**WHAT TO DO**:
For the records below, say how many lines contain the string "органом". Give the number only.

**DATA SHOWN**:

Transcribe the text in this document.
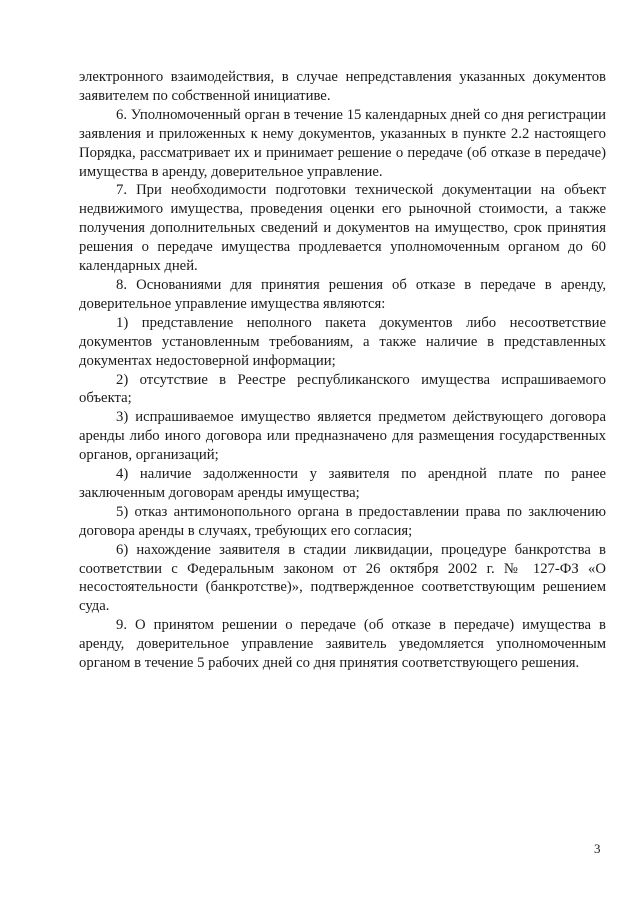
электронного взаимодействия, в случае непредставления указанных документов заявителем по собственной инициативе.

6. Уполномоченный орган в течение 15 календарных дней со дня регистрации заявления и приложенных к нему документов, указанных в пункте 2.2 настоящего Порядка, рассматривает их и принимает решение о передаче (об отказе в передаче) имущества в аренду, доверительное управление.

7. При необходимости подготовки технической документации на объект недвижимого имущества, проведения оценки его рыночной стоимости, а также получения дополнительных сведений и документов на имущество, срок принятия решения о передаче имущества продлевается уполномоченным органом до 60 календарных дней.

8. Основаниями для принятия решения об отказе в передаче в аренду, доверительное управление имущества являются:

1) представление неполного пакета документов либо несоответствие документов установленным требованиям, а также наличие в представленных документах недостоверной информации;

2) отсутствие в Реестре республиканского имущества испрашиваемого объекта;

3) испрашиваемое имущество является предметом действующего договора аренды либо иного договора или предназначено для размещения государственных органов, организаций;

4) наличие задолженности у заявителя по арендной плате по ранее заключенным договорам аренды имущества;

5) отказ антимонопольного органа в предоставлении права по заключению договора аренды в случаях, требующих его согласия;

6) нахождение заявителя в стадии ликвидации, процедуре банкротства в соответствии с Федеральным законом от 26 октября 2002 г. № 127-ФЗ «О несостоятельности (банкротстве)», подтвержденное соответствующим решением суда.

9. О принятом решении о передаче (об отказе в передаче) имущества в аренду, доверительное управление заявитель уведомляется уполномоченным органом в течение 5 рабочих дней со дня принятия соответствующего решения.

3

**THE COMPLETED TASK**:
2